## start

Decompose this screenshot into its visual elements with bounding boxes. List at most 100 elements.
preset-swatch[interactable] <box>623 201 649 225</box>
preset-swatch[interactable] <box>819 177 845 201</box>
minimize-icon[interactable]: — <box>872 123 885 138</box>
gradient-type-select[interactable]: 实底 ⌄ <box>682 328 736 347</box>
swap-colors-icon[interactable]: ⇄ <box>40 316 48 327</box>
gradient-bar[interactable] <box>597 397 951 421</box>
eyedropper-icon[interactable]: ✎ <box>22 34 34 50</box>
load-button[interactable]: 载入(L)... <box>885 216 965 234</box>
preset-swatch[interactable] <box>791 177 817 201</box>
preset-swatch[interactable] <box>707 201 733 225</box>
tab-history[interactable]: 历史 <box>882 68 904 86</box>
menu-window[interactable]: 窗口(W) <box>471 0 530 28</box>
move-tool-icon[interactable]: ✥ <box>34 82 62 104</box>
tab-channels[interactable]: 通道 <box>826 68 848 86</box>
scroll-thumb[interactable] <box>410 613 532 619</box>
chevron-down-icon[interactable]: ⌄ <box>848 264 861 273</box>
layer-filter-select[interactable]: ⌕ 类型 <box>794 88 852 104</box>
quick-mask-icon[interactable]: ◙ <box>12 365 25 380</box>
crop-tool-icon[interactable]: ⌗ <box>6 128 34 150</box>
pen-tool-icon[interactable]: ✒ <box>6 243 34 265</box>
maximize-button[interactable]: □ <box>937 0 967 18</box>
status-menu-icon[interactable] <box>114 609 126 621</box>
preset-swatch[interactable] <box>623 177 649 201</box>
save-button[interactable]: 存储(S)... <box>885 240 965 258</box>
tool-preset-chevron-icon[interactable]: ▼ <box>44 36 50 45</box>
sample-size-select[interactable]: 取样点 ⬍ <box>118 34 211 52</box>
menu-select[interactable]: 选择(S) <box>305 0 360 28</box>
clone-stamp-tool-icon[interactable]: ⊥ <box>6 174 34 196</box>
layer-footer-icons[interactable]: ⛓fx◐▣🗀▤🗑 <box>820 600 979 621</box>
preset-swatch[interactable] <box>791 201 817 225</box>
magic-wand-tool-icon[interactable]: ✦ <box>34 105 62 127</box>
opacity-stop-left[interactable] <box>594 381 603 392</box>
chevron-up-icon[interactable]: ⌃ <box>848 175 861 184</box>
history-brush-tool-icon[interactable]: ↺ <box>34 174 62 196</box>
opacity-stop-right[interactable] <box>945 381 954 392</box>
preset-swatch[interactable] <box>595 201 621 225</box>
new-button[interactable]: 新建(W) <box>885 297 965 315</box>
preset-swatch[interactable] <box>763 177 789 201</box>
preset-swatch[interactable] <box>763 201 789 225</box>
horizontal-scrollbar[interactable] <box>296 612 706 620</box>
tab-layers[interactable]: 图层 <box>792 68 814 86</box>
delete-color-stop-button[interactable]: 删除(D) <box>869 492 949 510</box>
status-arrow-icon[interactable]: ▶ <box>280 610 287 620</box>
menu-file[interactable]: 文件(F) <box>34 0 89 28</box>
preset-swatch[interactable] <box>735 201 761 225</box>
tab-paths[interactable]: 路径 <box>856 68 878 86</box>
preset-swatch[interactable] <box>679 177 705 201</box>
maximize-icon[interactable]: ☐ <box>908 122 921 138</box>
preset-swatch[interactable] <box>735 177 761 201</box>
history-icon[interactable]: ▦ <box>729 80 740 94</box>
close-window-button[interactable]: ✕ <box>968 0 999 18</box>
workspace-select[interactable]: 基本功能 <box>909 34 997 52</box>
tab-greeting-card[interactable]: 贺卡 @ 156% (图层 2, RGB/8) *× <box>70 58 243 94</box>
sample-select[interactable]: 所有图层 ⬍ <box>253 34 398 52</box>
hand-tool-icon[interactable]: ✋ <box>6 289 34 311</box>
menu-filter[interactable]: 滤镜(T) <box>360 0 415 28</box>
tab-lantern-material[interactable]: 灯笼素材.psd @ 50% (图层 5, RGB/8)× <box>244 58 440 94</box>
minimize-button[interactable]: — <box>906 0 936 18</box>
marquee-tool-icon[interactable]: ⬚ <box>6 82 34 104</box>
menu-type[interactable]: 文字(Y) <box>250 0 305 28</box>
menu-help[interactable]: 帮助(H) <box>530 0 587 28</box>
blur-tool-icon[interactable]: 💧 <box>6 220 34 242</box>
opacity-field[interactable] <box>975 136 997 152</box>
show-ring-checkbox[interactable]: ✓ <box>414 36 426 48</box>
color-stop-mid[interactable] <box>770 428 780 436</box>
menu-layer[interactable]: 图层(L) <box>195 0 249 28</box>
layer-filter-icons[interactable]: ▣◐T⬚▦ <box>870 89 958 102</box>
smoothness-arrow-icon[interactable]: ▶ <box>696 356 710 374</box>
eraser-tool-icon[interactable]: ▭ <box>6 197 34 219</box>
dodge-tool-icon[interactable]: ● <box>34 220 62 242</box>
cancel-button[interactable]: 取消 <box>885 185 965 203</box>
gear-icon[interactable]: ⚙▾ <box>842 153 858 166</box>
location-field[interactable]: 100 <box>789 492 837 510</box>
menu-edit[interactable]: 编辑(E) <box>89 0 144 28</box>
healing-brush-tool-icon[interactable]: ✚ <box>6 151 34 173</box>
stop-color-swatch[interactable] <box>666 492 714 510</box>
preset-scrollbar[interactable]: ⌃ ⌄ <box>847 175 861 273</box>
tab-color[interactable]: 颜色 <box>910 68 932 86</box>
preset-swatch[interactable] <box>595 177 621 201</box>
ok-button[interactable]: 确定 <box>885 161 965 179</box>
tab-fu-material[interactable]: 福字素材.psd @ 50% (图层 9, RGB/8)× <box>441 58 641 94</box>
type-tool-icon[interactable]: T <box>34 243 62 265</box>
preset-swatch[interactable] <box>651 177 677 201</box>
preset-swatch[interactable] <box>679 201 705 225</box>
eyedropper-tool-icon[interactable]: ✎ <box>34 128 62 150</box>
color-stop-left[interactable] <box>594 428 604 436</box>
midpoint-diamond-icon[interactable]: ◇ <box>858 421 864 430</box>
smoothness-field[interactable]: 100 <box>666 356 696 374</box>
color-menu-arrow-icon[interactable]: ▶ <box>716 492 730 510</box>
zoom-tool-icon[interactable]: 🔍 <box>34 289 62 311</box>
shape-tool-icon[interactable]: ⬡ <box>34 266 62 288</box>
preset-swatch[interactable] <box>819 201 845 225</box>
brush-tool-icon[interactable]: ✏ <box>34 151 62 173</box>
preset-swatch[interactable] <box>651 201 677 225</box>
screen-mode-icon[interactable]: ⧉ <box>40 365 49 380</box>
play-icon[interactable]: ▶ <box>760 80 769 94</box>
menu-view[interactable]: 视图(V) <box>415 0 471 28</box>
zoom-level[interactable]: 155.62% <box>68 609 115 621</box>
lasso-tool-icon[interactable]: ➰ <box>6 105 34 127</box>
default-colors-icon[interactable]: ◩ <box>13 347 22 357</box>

## end

• **What to work on**
Please copy all of the entries above line for line, changing nothing.

• **Complete output**
Decompose this screenshot into its visual elements with bounding boxes. List at most 100 elements.
preset-swatch[interactable] <box>623 201 649 225</box>
preset-swatch[interactable] <box>819 177 845 201</box>
minimize-icon[interactable]: — <box>872 123 885 138</box>
gradient-type-select[interactable]: 实底 ⌄ <box>682 328 736 347</box>
swap-colors-icon[interactable]: ⇄ <box>40 316 48 327</box>
gradient-bar[interactable] <box>597 397 951 421</box>
eyedropper-icon[interactable]: ✎ <box>22 34 34 50</box>
load-button[interactable]: 载入(L)... <box>885 216 965 234</box>
preset-swatch[interactable] <box>791 177 817 201</box>
preset-swatch[interactable] <box>707 201 733 225</box>
tab-history[interactable]: 历史 <box>882 68 904 86</box>
menu-window[interactable]: 窗口(W) <box>471 0 530 28</box>
move-tool-icon[interactable]: ✥ <box>34 82 62 104</box>
tab-channels[interactable]: 通道 <box>826 68 848 86</box>
scroll-thumb[interactable] <box>410 613 532 619</box>
chevron-down-icon[interactable]: ⌄ <box>848 264 861 273</box>
layer-filter-select[interactable]: ⌕ 类型 <box>794 88 852 104</box>
quick-mask-icon[interactable]: ◙ <box>12 365 25 380</box>
crop-tool-icon[interactable]: ⌗ <box>6 128 34 150</box>
pen-tool-icon[interactable]: ✒ <box>6 243 34 265</box>
maximize-button[interactable]: □ <box>937 0 967 18</box>
status-menu-icon[interactable] <box>114 609 126 621</box>
preset-swatch[interactable] <box>623 177 649 201</box>
save-button[interactable]: 存储(S)... <box>885 240 965 258</box>
tool-preset-chevron-icon[interactable]: ▼ <box>44 36 50 45</box>
sample-size-select[interactable]: 取样点 ⬍ <box>118 34 211 52</box>
menu-select[interactable]: 选择(S) <box>305 0 360 28</box>
clone-stamp-tool-icon[interactable]: ⊥ <box>6 174 34 196</box>
layer-footer-icons[interactable]: ⛓fx◐▣🗀▤🗑 <box>820 600 979 621</box>
preset-swatch[interactable] <box>791 201 817 225</box>
magic-wand-tool-icon[interactable]: ✦ <box>34 105 62 127</box>
opacity-stop-left[interactable] <box>594 381 603 392</box>
chevron-up-icon[interactable]: ⌃ <box>848 175 861 184</box>
history-brush-tool-icon[interactable]: ↺ <box>34 174 62 196</box>
opacity-stop-right[interactable] <box>945 381 954 392</box>
preset-swatch[interactable] <box>595 201 621 225</box>
new-button[interactable]: 新建(W) <box>885 297 965 315</box>
preset-swatch[interactable] <box>763 177 789 201</box>
preset-swatch[interactable] <box>763 201 789 225</box>
horizontal-scrollbar[interactable] <box>296 612 706 620</box>
tab-layers[interactable]: 图层 <box>792 68 814 86</box>
delete-color-stop-button[interactable]: 删除(D) <box>869 492 949 510</box>
status-arrow-icon[interactable]: ▶ <box>280 610 287 620</box>
menu-file[interactable]: 文件(F) <box>34 0 89 28</box>
preset-swatch[interactable] <box>735 201 761 225</box>
tab-paths[interactable]: 路径 <box>856 68 878 86</box>
preset-swatch[interactable] <box>679 177 705 201</box>
maximize-icon[interactable]: ☐ <box>908 122 921 138</box>
preset-swatch[interactable] <box>735 177 761 201</box>
history-icon[interactable]: ▦ <box>729 80 740 94</box>
close-window-button[interactable]: ✕ <box>968 0 999 18</box>
workspace-select[interactable]: 基本功能 <box>909 34 997 52</box>
tab-greeting-card[interactable]: 贺卡 @ 156% (图层 2, RGB/8) *× <box>70 58 243 94</box>
sample-select[interactable]: 所有图层 ⬍ <box>253 34 398 52</box>
hand-tool-icon[interactable]: ✋ <box>6 289 34 311</box>
menu-filter[interactable]: 滤镜(T) <box>360 0 415 28</box>
tab-lantern-material[interactable]: 灯笼素材.psd @ 50% (图层 5, RGB/8)× <box>244 58 440 94</box>
minimize-button[interactable]: — <box>906 0 936 18</box>
marquee-tool-icon[interactable]: ⬚ <box>6 82 34 104</box>
menu-type[interactable]: 文字(Y) <box>250 0 305 28</box>
menu-help[interactable]: 帮助(H) <box>530 0 587 28</box>
blur-tool-icon[interactable]: 💧 <box>6 220 34 242</box>
opacity-field[interactable] <box>975 136 997 152</box>
show-ring-checkbox[interactable]: ✓ <box>414 36 426 48</box>
color-stop-mid[interactable] <box>770 428 780 436</box>
menu-layer[interactable]: 图层(L) <box>195 0 249 28</box>
layer-filter-icons[interactable]: ▣◐T⬚▦ <box>870 89 958 102</box>
smoothness-arrow-icon[interactable]: ▶ <box>696 356 710 374</box>
eraser-tool-icon[interactable]: ▭ <box>6 197 34 219</box>
dodge-tool-icon[interactable]: ● <box>34 220 62 242</box>
cancel-button[interactable]: 取消 <box>885 185 965 203</box>
gear-icon[interactable]: ⚙▾ <box>842 153 858 166</box>
location-field[interactable]: 100 <box>789 492 837 510</box>
menu-edit[interactable]: 编辑(E) <box>89 0 144 28</box>
healing-brush-tool-icon[interactable]: ✚ <box>6 151 34 173</box>
stop-color-swatch[interactable] <box>666 492 714 510</box>
preset-scrollbar[interactable]: ⌃ ⌄ <box>847 175 861 273</box>
tab-color[interactable]: 颜色 <box>910 68 932 86</box>
preset-swatch[interactable] <box>595 177 621 201</box>
ok-button[interactable]: 确定 <box>885 161 965 179</box>
tab-fu-material[interactable]: 福字素材.psd @ 50% (图层 9, RGB/8)× <box>441 58 641 94</box>
type-tool-icon[interactable]: T <box>34 243 62 265</box>
preset-swatch[interactable] <box>651 177 677 201</box>
preset-swatch[interactable] <box>679 201 705 225</box>
eyedropper-tool-icon[interactable]: ✎ <box>34 128 62 150</box>
color-stop-left[interactable] <box>594 428 604 436</box>
midpoint-diamond-icon[interactable]: ◇ <box>858 421 864 430</box>
smoothness-field[interactable]: 100 <box>666 356 696 374</box>
color-menu-arrow-icon[interactable]: ▶ <box>716 492 730 510</box>
zoom-tool-icon[interactable]: 🔍 <box>34 289 62 311</box>
shape-tool-icon[interactable]: ⬡ <box>34 266 62 288</box>
preset-swatch[interactable] <box>819 201 845 225</box>
brush-tool-icon[interactable]: ✏ <box>34 151 62 173</box>
preset-swatch[interactable] <box>651 201 677 225</box>
screen-mode-icon[interactable]: ⧉ <box>40 365 49 380</box>
play-icon[interactable]: ▶ <box>760 80 769 94</box>
menu-view[interactable]: 视图(V) <box>415 0 471 28</box>
zoom-level[interactable]: 155.62% <box>68 609 115 621</box>
lasso-tool-icon[interactable]: ➰ <box>6 105 34 127</box>
default-colors-icon[interactable]: ◩ <box>13 347 22 357</box>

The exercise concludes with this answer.